Feldkirch: 7 Monate und Geldstrafe für Wiederbetätigung

Im Jänner 2015 hatte er auf Facebook sein widerliches Posting über Flüchtlinge abgesetzt, jetzt musste sich der Elektroinstallateur (24) deshalb wegen Wiederbetätigung vor einem Geschworenengericht in Feldkirch verantworten und wurde deshalb zu einer bedingten Haftstrafe von sieben Monaten und einer unbedingten Geldstrafe von 1.920 Euro verurteilt.

Auf der Facebookseite eines Nachrichtenportals wurde im Jänner 2015 eine Nachricht veröffentlicht, wonach Flüchtlinge in Deutschland in ehemaligen KZs untergebracht werden sollten. Der Angeklagte aus Feldkirch steuerte dazu seine einschlägigen Assoziationen über ein Posting bei: „Ja, da gehören sie hin. Am besten die ‚Duschen‘ wieder in Betrieb nehmen!„.

Vorliegende Daten
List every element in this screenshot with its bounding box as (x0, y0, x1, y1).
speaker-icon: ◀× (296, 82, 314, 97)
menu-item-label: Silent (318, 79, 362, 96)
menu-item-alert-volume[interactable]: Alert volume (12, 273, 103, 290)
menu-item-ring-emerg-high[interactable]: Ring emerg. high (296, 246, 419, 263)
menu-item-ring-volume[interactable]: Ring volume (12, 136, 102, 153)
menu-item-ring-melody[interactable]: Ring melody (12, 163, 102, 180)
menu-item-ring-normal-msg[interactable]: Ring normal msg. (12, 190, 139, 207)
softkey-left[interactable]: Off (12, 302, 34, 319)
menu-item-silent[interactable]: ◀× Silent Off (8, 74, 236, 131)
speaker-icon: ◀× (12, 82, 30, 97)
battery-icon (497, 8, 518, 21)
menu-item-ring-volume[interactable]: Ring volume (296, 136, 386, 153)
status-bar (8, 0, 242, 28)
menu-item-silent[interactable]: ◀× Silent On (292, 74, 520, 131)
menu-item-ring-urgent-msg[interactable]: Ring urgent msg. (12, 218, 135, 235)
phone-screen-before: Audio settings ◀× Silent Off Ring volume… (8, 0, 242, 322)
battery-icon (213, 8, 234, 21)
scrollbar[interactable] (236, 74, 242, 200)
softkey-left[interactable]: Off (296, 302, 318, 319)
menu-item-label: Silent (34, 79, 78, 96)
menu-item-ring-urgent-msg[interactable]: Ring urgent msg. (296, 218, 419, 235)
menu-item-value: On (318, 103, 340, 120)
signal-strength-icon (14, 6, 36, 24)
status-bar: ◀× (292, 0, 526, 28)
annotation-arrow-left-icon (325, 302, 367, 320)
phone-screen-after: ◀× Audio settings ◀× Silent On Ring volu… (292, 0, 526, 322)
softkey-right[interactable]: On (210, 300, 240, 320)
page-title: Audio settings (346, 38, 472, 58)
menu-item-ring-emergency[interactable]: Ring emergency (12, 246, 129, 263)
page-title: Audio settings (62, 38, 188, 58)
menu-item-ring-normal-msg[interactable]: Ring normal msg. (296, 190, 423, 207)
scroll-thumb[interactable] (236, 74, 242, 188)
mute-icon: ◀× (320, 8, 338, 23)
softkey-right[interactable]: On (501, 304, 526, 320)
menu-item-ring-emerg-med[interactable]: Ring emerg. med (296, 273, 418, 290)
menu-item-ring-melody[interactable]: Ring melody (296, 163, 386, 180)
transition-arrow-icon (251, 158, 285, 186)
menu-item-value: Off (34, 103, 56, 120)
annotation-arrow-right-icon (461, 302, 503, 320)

Arbeitsauftrag 1
Kopieren Sie aus dem Text über das Urteil in Feldkirch den Abschnitt wortgetreu, beginnend bei „Im Jänner 2015 hatte“ und endend bei „1.920 Euro verurteilt.“.
Arbeitsauftrag 2
Zu welcher Geldstrafe wurde der Elektroinstallateur laut dem Text über das Urteil in Feldkirch verurteilt?

Lösung 1
Im Jänner 2015 hatte er auf Facebook sein widerliches Posting über Flüchtlinge abgesetzt, jetzt musste sich der Elektroinstallateur (24) deshalb wegen Wiederbetätigung vor einem Geschworenengericht in Feldkirch verantworten und wurde deshalb zu einer bedingten Haftstrafe von sieben Monaten und einer unbedingten Geldstrafe von 1.920 Euro verurteilt.

Lösung 2
Zu einer unbedingten Geldstrafe von 1.920 Euro.